• **TASK INPUTS**
<<<<

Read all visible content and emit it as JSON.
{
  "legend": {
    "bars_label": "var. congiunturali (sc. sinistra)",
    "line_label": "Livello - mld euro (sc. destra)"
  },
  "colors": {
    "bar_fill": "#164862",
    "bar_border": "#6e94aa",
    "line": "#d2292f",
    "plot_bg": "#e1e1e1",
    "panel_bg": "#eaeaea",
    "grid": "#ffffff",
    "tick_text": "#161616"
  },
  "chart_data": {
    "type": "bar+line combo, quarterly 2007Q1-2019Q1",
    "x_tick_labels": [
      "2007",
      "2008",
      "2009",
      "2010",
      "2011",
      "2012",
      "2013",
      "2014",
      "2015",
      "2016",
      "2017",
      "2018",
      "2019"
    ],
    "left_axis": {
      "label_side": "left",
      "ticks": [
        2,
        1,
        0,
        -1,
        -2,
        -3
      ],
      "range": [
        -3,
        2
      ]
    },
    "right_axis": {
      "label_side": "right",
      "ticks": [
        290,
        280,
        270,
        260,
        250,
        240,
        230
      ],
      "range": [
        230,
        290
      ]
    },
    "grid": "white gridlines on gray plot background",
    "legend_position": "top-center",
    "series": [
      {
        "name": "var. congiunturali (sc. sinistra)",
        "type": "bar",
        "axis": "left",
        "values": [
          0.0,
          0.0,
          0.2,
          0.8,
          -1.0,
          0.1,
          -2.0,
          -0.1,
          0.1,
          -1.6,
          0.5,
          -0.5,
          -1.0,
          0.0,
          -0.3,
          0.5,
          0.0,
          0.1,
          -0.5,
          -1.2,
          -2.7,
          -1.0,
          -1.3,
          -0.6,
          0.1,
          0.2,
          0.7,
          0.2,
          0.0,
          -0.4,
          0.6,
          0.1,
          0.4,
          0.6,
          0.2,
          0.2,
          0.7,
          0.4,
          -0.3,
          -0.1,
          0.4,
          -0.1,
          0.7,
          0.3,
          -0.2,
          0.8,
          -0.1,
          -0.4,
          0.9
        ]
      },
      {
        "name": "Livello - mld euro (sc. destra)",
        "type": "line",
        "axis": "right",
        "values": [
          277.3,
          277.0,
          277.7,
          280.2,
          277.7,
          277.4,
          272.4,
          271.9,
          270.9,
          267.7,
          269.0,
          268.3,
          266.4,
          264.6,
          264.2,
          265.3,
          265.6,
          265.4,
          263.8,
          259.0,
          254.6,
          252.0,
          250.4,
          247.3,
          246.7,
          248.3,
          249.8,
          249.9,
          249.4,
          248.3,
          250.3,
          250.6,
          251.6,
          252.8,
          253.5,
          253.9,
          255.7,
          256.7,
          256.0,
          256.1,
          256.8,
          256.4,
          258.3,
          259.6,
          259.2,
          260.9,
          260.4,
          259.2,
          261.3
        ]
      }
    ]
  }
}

>>>>

• **WORK TO DO**
Output every line above without altering anything.

• **EXPECTED ANSWER**
Read all visible content and emit it as JSON.
{
  "legend": {
    "bars_label": "var. congiunturali (sc. sinistra)",
    "line_label": "Livello - mld euro (sc. destra)"
  },
  "colors": {
    "bar_fill": "#164862",
    "bar_border": "#6e94aa",
    "line": "#d2292f",
    "plot_bg": "#e1e1e1",
    "panel_bg": "#eaeaea",
    "grid": "#ffffff",
    "tick_text": "#161616"
  },
  "chart_data": {
    "type": "bar+line combo, quarterly 2007Q1-2019Q1",
    "x_tick_labels": [
      "2007",
      "2008",
      "2009",
      "2010",
      "2011",
      "2012",
      "2013",
      "2014",
      "2015",
      "2016",
      "2017",
      "2018",
      "2019"
    ],
    "left_axis": {
      "label_side": "left",
      "ticks": [
        2,
        1,
        0,
        -1,
        -2,
        -3
      ],
      "range": [
        -3,
        2
      ]
    },
    "right_axis": {
      "label_side": "right",
      "ticks": [
        290,
        280,
        270,
        260,
        250,
        240,
        230
      ],
      "range": [
        230,
        290
      ]
    },
    "grid": "white gridlines on gray plot background",
    "legend_position": "top-center",
    "series": [
      {
        "name": "var. congiunturali (sc. sinistra)",
        "type": "bar",
        "axis": "left",
        "values": [
          0.0,
          0.0,
          0.2,
          0.8,
          -1.0,
          0.1,
          -2.0,
          -0.1,
          0.1,
          -1.6,
          0.5,
          -0.5,
          -1.0,
          0.0,
          -0.3,
          0.5,
          0.0,
          0.1,
          -0.5,
          -1.2,
          -2.7,
          -1.0,
          -1.3,
          -0.6,
          0.1,
          0.2,
          0.7,
          0.2,
          0.0,
          -0.4,
          0.6,
          0.1,
          0.4,
          0.6,
          0.2,
          0.2,
          0.7,
          0.4,
          -0.3,
          -0.1,
          0.4,
          -0.1,
          0.7,
          0.3,
          -0.2,
          0.8,
          -0.1,
          -0.4,
          0.9
        ]
      },
      {
        "name": "Livello - mld euro (sc. destra)",
        "type": "line",
        "axis": "right",
        "values": [
          277.3,
          277.0,
          277.7,
          280.2,
          277.7,
          277.4,
          272.4,
          271.9,
          270.9,
          267.7,
          269.0,
          268.3,
          266.4,
          264.6,
          264.2,
          265.3,
          265.6,
          265.4,
          263.8,
          259.0,
          254.6,
          252.0,
          250.4,
          247.3,
          246.7,
          248.3,
          249.8,
          249.9,
          249.4,
          248.3,
          250.3,
          250.6,
          251.6,
          252.8,
          253.5,
          253.9,
          255.7,
          256.7,
          256.0,
          256.1,
          256.8,
          256.4,
          258.3,
          259.6,
          259.2,
          260.9,
          260.4,
          259.2,
          261.3
        ]
      }
    ]
  }
}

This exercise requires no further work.